● SHORT EXERCISE
The entries below should be transcribed in their entirety, exactly as written.

(Stored items)
* START *
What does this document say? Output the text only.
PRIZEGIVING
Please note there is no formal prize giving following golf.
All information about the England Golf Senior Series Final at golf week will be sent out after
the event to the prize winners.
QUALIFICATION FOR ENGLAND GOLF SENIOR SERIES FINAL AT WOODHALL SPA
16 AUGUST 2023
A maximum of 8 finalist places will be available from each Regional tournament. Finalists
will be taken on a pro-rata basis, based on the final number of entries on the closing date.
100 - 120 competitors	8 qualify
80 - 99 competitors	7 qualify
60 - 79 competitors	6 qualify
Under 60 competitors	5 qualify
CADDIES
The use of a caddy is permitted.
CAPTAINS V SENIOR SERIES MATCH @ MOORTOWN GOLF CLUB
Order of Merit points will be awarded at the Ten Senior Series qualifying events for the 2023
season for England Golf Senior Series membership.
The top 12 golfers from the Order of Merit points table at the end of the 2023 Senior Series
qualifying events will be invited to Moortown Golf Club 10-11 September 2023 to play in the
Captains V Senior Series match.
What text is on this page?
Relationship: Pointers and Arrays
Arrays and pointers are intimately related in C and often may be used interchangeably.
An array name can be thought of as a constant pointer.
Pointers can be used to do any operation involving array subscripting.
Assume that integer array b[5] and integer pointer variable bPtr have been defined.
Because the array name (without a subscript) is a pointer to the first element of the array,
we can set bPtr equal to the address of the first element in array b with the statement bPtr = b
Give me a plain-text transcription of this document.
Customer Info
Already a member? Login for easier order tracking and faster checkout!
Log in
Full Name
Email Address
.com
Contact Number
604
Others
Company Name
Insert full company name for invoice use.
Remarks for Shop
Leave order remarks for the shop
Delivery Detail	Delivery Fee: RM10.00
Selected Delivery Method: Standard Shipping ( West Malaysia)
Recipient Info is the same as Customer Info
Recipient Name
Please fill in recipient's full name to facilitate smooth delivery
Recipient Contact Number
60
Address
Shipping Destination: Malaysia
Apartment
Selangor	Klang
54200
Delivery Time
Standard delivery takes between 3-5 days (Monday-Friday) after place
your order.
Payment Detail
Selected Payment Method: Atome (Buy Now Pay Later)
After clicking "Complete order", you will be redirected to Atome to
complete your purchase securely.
* END *
● TASK RESPONSE
What does this document say? Output the text only.
PRIZEGIVING
Please note there is no formal prize giving following golf.
All information about the England Golf Senior Series Final at golf week will be sent out after
the event to the prize winners.
QUALIFICATION FOR ENGLAND GOLF SENIOR SERIES FINAL AT WOODHALL SPA
16 AUGUST 2023
A maximum of 8 finalist places will be available from each Regional tournament. Finalists
will be taken on a pro-rata basis, based on the final number of entries on the closing date.
100 - 120 competitors	8 qualify
80 - 99 competitors	7 qualify
60 - 79 competitors	6 qualify
Under 60 competitors	5 qualify
CADDIES
The use of a caddy is permitted.
CAPTAINS V SENIOR SERIES MATCH @ MOORTOWN GOLF CLUB
Order of Merit points will be awarded at the Ten Senior Series qualifying events for the 2023
season for England Golf Senior Series membership.
The top 12 golfers from the Order of Merit points table at the end of the 2023 Senior Series
qualifying events will be invited to Moortown Golf Club 10-11 September 2023 to play in the
Captains V Senior Series match.
What text is on this page?
Relationship: Pointers and Arrays
Arrays and pointers are intimately related in C and often may be used interchangeably.
An array name can be thought of as a constant pointer.
Pointers can be used to do any operation involving array subscripting.
Assume that integer array b[5] and integer pointer variable bPtr have been defined.
Because the array name (without a subscript) is a pointer to the first element of the array,
we can set bPtr equal to the address of the first element in array b with the statement bPtr = b
Give me a plain-text transcription of this document.
Customer Info
Already a member? Login for easier order tracking and faster checkout!
Log in
Full Name
Email Address
.com
Contact Number
604
Others
Company Name
Insert full company name for invoice use.
Remarks for Shop
Leave order remarks for the shop
Delivery Detail	Delivery Fee: RM10.00
Selected Delivery Method: Standard Shipping ( West Malaysia)
Recipient Info is the same as Customer Info
Recipient Name
Please fill in recipient's full name to facilitate smooth delivery
Recipient Contact Number
60
Address
Shipping Destination: Malaysia
Apartment
Selangor	Klang
54200
Delivery Time
Standard delivery takes between 3-5 days (Monday-Friday) after place
your order.
Payment Detail
Selected Payment Method: Atome (Buy Now Pay Later)
After clicking "Complete order", you will be redirected to Atome to
complete your purchase securely.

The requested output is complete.